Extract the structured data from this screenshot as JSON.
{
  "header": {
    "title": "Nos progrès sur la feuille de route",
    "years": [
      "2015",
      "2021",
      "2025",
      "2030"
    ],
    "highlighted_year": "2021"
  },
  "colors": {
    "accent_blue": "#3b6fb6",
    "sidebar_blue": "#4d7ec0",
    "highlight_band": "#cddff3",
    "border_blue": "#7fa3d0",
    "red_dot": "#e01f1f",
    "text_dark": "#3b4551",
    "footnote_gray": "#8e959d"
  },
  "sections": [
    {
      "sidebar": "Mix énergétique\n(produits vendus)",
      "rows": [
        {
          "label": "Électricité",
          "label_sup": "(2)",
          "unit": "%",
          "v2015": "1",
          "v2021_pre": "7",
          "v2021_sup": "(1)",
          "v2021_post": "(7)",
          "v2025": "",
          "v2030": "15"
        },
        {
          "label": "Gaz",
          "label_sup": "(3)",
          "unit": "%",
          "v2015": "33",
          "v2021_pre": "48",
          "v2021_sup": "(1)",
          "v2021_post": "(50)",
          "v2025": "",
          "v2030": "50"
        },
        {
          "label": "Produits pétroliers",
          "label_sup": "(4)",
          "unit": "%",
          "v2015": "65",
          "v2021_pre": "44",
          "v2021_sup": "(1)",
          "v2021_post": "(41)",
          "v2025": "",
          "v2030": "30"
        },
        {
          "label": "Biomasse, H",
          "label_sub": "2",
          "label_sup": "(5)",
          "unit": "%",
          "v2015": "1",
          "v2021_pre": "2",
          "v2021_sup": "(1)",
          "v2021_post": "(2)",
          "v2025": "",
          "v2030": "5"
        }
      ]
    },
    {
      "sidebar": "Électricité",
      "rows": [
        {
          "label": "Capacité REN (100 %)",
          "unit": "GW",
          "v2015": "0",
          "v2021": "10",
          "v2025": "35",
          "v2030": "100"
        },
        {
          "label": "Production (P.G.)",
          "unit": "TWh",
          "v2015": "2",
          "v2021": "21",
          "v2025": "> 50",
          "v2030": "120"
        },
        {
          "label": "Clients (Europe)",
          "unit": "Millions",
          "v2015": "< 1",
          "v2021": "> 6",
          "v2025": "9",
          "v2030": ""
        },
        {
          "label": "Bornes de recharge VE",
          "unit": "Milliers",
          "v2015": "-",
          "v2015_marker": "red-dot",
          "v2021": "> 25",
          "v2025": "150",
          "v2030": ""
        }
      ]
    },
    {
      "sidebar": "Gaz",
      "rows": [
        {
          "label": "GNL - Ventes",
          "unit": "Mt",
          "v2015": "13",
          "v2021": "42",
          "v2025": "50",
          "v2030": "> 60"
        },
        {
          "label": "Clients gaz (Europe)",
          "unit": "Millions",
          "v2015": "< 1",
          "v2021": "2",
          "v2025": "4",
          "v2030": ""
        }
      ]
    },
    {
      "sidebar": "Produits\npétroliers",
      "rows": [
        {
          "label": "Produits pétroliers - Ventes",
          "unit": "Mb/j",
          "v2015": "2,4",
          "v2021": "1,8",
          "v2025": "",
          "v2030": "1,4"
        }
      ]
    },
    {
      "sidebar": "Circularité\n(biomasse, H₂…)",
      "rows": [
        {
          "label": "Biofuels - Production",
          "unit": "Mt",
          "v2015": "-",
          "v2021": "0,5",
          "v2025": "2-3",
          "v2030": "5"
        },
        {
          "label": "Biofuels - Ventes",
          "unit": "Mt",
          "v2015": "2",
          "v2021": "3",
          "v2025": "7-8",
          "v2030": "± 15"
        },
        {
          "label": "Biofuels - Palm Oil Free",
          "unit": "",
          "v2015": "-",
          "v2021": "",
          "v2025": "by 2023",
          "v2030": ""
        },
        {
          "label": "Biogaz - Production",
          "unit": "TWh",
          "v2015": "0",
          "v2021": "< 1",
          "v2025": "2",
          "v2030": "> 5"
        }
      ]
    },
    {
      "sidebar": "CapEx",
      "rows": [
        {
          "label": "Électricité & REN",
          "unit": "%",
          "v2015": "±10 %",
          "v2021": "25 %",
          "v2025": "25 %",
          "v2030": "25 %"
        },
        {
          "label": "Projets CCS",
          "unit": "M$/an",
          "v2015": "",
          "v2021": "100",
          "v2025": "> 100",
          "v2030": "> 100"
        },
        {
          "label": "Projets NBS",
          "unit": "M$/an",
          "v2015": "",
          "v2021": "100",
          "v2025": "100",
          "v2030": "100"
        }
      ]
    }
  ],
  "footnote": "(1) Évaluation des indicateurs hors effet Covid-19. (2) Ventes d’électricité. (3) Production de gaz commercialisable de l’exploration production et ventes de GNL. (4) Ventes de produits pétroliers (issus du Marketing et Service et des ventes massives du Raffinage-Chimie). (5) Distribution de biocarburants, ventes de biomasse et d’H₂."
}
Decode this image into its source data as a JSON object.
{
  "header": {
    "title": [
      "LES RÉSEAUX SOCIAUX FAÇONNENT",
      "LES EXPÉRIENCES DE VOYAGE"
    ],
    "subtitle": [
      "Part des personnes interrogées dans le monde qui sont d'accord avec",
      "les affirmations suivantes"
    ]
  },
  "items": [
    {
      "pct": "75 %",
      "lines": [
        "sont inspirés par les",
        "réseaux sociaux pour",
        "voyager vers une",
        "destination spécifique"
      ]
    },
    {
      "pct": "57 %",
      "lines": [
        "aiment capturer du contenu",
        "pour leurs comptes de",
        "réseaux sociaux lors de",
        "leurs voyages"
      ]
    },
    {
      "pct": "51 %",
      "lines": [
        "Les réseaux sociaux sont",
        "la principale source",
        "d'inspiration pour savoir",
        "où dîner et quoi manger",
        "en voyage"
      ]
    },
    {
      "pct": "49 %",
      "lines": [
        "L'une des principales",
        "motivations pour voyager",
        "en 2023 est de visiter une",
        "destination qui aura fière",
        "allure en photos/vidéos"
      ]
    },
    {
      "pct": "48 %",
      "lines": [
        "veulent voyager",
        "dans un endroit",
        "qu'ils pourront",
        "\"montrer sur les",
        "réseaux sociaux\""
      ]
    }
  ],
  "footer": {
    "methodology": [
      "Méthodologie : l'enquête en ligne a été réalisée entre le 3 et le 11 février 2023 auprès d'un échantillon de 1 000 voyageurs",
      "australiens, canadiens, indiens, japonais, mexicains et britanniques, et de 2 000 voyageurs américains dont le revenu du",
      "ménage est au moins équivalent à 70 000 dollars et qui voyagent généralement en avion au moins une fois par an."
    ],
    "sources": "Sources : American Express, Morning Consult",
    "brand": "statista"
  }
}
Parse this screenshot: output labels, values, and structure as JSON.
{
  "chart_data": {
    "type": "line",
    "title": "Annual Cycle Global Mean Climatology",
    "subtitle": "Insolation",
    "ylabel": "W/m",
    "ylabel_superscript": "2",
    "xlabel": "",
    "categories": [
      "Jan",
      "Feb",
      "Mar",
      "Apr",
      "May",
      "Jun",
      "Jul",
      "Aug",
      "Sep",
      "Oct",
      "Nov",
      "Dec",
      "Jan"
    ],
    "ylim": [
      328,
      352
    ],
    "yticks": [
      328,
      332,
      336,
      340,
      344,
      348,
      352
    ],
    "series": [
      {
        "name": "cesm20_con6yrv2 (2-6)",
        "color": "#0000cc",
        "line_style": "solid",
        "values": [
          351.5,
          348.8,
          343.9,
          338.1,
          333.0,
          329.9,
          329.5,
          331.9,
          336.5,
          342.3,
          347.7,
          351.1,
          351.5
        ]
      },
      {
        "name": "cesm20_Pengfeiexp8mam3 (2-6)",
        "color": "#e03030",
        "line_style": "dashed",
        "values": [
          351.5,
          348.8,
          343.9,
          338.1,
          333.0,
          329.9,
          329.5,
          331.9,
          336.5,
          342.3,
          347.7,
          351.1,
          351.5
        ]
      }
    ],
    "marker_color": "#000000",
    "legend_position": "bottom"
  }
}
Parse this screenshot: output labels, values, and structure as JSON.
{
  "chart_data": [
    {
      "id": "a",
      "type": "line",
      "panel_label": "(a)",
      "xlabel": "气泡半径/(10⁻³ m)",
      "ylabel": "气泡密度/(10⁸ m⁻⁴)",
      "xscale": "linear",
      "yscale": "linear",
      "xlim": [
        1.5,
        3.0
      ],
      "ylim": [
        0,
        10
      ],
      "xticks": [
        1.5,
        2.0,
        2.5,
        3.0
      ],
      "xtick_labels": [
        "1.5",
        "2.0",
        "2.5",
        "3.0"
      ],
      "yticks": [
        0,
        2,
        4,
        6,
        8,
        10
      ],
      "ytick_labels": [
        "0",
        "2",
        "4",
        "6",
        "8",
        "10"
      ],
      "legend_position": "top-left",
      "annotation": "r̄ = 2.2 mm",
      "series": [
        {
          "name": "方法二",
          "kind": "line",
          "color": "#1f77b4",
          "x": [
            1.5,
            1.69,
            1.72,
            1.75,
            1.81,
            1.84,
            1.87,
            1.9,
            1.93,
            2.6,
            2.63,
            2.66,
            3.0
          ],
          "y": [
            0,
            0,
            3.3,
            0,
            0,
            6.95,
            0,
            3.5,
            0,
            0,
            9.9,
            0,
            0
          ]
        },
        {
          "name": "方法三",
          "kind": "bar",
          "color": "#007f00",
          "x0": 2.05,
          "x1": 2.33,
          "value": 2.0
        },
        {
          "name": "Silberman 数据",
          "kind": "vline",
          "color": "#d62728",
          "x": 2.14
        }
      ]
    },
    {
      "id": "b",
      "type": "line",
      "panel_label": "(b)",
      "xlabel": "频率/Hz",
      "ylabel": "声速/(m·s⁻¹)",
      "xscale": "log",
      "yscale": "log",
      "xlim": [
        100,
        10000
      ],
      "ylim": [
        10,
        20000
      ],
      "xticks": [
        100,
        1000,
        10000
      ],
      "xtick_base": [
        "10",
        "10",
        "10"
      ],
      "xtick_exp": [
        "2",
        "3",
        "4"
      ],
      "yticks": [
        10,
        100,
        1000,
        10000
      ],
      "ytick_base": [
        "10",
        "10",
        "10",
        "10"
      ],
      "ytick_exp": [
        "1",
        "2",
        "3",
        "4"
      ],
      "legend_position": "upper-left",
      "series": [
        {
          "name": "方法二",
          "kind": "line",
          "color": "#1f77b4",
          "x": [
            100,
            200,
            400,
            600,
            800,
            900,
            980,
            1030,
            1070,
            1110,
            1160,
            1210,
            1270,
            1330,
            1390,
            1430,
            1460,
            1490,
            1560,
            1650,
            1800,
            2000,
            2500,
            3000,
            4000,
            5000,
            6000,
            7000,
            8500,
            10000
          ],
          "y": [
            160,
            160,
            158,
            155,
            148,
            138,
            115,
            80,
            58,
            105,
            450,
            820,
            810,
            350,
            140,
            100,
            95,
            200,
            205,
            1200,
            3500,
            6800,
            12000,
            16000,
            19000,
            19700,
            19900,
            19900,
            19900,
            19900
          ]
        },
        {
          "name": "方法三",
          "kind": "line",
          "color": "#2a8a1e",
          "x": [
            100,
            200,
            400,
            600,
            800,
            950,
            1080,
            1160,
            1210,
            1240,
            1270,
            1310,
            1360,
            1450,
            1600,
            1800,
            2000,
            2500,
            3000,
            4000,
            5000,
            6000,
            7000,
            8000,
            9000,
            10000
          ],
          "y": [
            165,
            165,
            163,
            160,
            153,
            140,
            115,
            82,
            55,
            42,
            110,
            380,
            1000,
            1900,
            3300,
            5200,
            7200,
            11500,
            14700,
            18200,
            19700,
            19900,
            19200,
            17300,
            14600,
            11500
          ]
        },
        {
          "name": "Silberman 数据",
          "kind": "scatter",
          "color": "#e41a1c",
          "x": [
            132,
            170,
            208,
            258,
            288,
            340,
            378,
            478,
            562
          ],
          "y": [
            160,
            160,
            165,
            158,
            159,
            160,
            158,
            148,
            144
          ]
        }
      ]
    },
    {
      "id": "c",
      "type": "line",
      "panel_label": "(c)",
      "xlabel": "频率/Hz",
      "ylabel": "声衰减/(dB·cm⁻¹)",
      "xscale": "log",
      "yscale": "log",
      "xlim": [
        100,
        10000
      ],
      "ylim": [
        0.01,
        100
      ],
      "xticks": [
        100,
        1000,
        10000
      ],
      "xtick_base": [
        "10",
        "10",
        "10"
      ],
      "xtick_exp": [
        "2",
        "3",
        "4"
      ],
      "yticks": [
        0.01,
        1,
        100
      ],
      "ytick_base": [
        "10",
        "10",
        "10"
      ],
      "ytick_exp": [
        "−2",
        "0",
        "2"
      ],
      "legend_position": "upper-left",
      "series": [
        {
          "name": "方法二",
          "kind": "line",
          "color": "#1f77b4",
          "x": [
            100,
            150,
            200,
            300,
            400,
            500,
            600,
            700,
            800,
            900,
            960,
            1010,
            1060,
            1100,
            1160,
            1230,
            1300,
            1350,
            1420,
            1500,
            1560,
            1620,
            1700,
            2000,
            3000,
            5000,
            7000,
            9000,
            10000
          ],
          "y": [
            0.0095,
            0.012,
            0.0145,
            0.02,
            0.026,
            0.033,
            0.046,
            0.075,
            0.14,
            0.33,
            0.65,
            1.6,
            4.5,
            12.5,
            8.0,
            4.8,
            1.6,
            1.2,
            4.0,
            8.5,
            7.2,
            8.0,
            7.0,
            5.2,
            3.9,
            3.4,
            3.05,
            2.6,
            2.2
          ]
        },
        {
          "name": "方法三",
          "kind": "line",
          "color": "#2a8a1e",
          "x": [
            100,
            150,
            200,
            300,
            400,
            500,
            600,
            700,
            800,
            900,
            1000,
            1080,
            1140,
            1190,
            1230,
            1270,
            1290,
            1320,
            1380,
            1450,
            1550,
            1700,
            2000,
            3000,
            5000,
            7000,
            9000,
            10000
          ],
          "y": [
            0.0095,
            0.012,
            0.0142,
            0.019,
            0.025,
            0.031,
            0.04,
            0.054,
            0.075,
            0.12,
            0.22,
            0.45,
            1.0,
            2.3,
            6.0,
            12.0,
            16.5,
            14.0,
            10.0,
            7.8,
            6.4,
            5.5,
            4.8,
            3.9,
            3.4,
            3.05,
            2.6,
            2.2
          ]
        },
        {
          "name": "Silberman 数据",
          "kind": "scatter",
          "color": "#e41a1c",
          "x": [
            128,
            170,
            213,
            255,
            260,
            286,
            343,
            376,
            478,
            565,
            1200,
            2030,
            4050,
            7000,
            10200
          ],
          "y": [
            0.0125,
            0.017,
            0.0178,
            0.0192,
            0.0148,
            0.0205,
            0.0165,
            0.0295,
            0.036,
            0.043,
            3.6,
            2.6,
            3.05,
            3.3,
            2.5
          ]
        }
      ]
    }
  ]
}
━━━━━━
■ Instruction: Only lines that contain the word "Production" are wanted; copy each of them.

■ Task result:
          "label": "Production (P.G.)",
          "label": "Biofuels - Production",
          "label": "Biogaz - Production",
  "footnote": "(1) Évaluation des indicateurs hors effet Covid-19. (2) Ventes d’électricité. (3) Production de gaz commercialisable de l’exploration production et ventes de GNL. (4) Ventes de produits pétroliers (issus du Marketing et Service et des ventes massives du Raffinage-Chimie). (5) Distribution de biocarburants, ventes de biomasse et d’H₂."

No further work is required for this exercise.